▶ [Stated goal]: From the listing below, extract each line containing the string "this".

• • • •

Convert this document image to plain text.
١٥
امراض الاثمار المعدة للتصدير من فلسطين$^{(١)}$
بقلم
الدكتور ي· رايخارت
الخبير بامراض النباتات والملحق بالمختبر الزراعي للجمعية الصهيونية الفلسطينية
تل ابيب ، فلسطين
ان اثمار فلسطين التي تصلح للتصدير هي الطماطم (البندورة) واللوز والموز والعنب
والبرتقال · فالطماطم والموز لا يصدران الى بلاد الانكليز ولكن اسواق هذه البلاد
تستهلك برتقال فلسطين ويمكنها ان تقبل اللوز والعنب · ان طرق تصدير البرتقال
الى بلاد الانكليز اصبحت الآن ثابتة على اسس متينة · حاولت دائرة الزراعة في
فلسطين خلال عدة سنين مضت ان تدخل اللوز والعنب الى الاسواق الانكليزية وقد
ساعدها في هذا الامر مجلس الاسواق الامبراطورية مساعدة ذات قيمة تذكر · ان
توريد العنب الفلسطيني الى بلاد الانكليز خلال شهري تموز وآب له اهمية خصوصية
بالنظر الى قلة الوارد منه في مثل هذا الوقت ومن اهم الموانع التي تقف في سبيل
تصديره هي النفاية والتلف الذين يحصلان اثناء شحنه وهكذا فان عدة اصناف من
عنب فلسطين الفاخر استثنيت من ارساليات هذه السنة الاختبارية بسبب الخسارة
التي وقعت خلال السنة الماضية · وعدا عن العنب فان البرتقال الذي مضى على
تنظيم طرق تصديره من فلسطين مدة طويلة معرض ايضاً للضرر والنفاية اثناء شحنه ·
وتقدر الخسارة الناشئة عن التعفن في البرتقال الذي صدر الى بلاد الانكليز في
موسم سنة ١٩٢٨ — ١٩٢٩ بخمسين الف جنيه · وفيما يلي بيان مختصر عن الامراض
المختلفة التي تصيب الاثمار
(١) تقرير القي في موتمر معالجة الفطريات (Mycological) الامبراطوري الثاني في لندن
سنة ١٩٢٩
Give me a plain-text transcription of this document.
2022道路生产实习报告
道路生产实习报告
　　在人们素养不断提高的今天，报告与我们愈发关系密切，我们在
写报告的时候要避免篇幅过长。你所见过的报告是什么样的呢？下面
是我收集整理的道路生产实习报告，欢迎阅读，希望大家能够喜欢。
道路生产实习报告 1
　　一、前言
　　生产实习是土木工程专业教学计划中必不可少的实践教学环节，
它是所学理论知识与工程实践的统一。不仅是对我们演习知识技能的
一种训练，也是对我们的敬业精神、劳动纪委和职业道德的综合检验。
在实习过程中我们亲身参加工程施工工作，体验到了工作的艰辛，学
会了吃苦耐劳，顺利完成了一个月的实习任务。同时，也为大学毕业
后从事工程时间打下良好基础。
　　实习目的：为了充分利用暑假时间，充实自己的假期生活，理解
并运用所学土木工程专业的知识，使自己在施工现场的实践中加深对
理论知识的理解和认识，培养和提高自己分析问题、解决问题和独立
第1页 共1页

• • • •

▶ [Problem solution]:
Convert this document image to plain text.
Give me a plain-text transcription of this document.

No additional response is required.